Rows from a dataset

- - - -

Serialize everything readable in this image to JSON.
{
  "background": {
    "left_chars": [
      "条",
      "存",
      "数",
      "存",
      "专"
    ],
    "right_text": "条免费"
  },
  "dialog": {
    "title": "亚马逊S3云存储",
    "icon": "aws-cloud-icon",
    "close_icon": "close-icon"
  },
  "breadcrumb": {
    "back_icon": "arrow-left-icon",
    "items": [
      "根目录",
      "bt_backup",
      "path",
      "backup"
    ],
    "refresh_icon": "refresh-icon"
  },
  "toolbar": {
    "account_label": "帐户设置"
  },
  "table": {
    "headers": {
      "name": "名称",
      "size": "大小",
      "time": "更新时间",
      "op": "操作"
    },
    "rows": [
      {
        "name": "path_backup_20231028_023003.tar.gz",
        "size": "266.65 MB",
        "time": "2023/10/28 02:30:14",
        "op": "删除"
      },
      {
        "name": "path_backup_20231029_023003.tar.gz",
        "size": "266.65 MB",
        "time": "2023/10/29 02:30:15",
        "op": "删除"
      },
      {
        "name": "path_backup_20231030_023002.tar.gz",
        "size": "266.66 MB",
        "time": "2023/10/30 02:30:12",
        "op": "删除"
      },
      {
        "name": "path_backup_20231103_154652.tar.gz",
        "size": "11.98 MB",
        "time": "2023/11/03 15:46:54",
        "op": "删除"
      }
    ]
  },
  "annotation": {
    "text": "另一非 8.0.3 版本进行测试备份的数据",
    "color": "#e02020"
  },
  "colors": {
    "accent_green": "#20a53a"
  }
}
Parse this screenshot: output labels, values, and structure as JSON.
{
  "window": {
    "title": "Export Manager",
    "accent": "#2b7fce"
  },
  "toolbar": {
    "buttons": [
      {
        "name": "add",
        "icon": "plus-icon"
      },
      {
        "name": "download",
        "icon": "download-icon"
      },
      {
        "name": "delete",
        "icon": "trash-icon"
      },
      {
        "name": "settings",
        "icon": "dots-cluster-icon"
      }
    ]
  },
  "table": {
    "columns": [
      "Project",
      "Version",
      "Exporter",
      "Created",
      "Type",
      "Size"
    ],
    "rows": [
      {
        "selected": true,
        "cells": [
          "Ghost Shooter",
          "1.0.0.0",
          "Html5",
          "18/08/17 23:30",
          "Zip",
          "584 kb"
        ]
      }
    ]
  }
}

- - - -

Reproduce every line of the material above exactly.

Serialize everything readable in this image to JSON.
{
  "background": {
    "left_chars": [
      "条",
      "存",
      "数",
      "存",
      "专"
    ],
    "right_text": "条免费"
  },
  "dialog": {
    "title": "亚马逊S3云存储",
    "icon": "aws-cloud-icon",
    "close_icon": "close-icon"
  },
  "breadcrumb": {
    "back_icon": "arrow-left-icon",
    "items": [
      "根目录",
      "bt_backup",
      "path",
      "backup"
    ],
    "refresh_icon": "refresh-icon"
  },
  "toolbar": {
    "account_label": "帐户设置"
  },
  "table": {
    "headers": {
      "name": "名称",
      "size": "大小",
      "time": "更新时间",
      "op": "操作"
    },
    "rows": [
      {
        "name": "path_backup_20231028_023003.tar.gz",
        "size": "266.65 MB",
        "time": "2023/10/28 02:30:14",
        "op": "删除"
      },
      {
        "name": "path_backup_20231029_023003.tar.gz",
        "size": "266.65 MB",
        "time": "2023/10/29 02:30:15",
        "op": "删除"
      },
      {
        "name": "path_backup_20231030_023002.tar.gz",
        "size": "266.66 MB",
        "time": "2023/10/30 02:30:12",
        "op": "删除"
      },
      {
        "name": "path_backup_20231103_154652.tar.gz",
        "size": "11.98 MB",
        "time": "2023/11/03 15:46:54",
        "op": "删除"
      }
    ]
  },
  "annotation": {
    "text": "另一非 8.0.3 版本进行测试备份的数据",
    "color": "#e02020"
  },
  "colors": {
    "accent_green": "#20a53a"
  }
}
Parse this screenshot: output labels, values, and structure as JSON.
{
  "window": {
    "title": "Export Manager",
    "accent": "#2b7fce"
  },
  "toolbar": {
    "buttons": [
      {
        "name": "add",
        "icon": "plus-icon"
      },
      {
        "name": "download",
        "icon": "download-icon"
      },
      {
        "name": "delete",
        "icon": "trash-icon"
      },
      {
        "name": "settings",
        "icon": "dots-cluster-icon"
      }
    ]
  },
  "table": {
    "columns": [
      "Project",
      "Version",
      "Exporter",
      "Created",
      "Type",
      "Size"
    ],
    "rows": [
      {
        "selected": true,
        "cells": [
          "Ghost Shooter",
          "1.0.0.0",
          "Html5",
          "18/08/17 23:30",
          "Zip",
          "584 kb"
        ]
      }
    ]
  }
}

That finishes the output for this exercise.